**Task instructions:** Every line holding the string "photo" should be gathered.

**Data provided:**

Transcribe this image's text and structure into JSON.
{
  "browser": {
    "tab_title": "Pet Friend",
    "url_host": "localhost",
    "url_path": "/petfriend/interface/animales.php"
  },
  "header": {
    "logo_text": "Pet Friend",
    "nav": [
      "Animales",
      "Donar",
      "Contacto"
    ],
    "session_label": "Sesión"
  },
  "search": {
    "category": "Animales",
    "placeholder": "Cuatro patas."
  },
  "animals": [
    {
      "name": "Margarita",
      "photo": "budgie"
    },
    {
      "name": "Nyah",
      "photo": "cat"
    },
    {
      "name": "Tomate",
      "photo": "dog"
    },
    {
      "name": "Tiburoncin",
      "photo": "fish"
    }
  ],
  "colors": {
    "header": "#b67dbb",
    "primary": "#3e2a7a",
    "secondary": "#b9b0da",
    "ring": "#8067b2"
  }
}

**Solution for this problem:**
      "photo": "budgie"
      "photo": "cat"
      "photo": "dog"
      "photo": "fish"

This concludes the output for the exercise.